TASK DIRECTIONS: Check each line of the records below and collect those holding "title".

[START OF ITEMS]

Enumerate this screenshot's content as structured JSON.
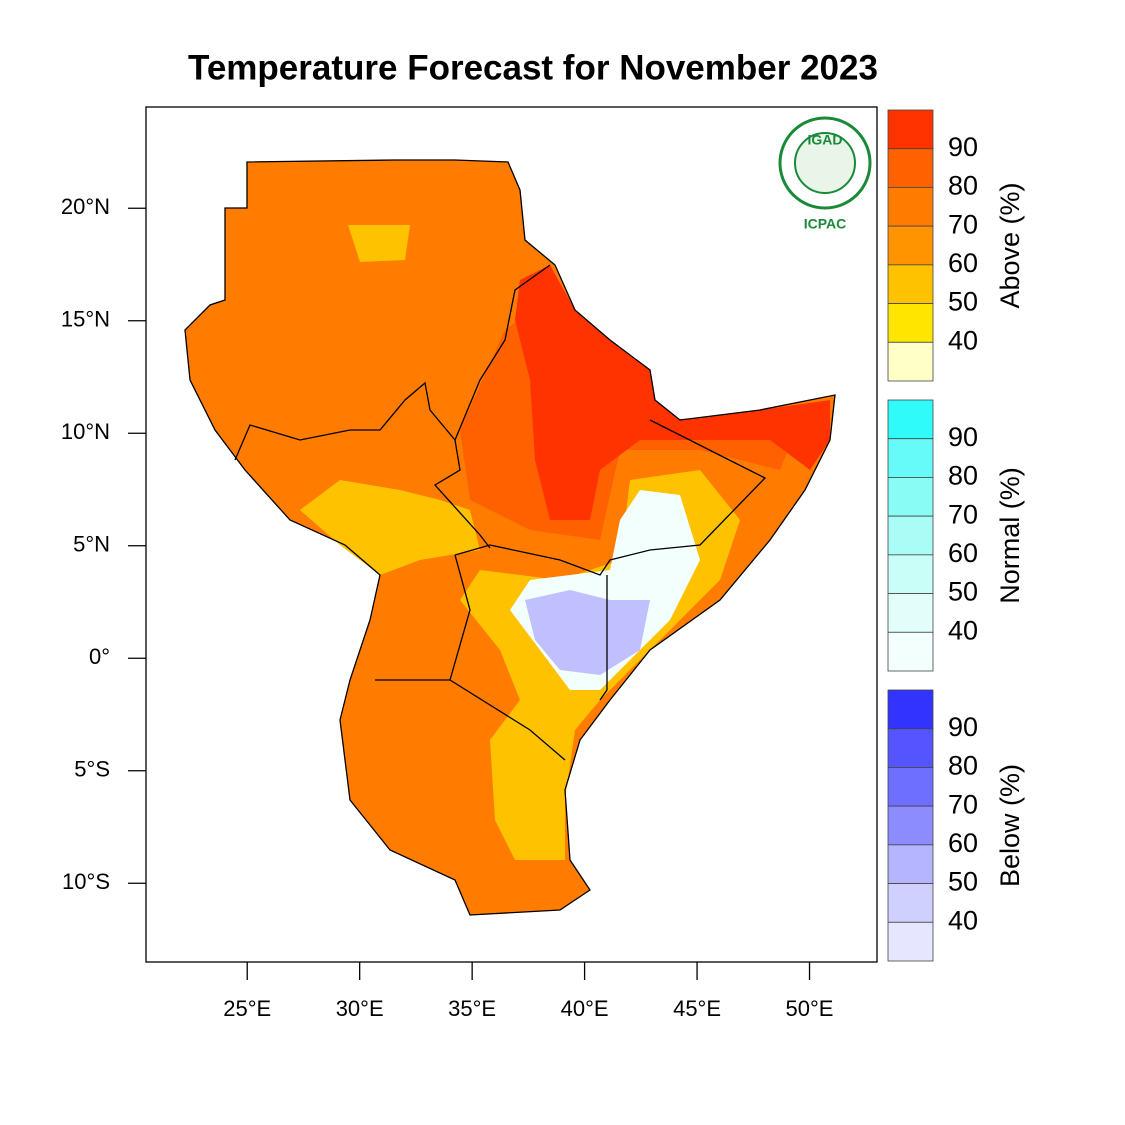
{
  "title": "Temperature Forecast for November 2023",
  "map": {
    "xlim": [
      20.5,
      53.0
    ],
    "ylim": [
      -13.5,
      24.5
    ],
    "xticks": [
      {
        "value": 25,
        "label": "25°E"
      },
      {
        "value": 30,
        "label": "30°E"
      },
      {
        "value": 35,
        "label": "35°E"
      },
      {
        "value": 40,
        "label": "40°E"
      },
      {
        "value": 45,
        "label": "45°E"
      },
      {
        "value": 50,
        "label": "50°E"
      }
    ],
    "yticks": [
      {
        "value": 20,
        "label": "20°N"
      },
      {
        "value": 15,
        "label": "15°N"
      },
      {
        "value": 10,
        "label": "10°N"
      },
      {
        "value": 5,
        "label": "5°N"
      },
      {
        "value": 0,
        "label": "0°"
      },
      {
        "value": -5,
        "label": "5°S"
      },
      {
        "value": -10,
        "label": "10°S"
      }
    ]
  },
  "logo": {
    "name": "IGAD",
    "org": "ICPAC"
  },
  "legend": [
    {
      "title": "Above (%)",
      "labels": [
        90,
        80,
        70,
        60,
        50,
        40
      ],
      "colors": [
        "#ff3300",
        "#ff6000",
        "#ff7c00",
        "#ff9400",
        "#ffc200",
        "#ffe600",
        "#ffffc8"
      ]
    },
    {
      "title": "Normal (%)",
      "labels": [
        90,
        80,
        70,
        60,
        50,
        40
      ],
      "colors": [
        "#30fbfb",
        "#66fbf8",
        "#88fcf5",
        "#aafdf6",
        "#c8fdf8",
        "#e2fefb",
        "#f2fffd"
      ]
    },
    {
      "title": "Below (%)",
      "labels": [
        90,
        80,
        70,
        60,
        50,
        40
      ],
      "colors": [
        "#3333ff",
        "#5555ff",
        "#6e6eff",
        "#8c8cff",
        "#b4b4ff",
        "#d0d0ff",
        "#e6e6ff"
      ]
    }
  ]
}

[END OF ITEMS]

WRITTEN REPLY:
  "title": "Temperature Forecast for November 2023",
      "title": "Above (%)",
      "title": "Normal (%)",
      "title": "Below (%)",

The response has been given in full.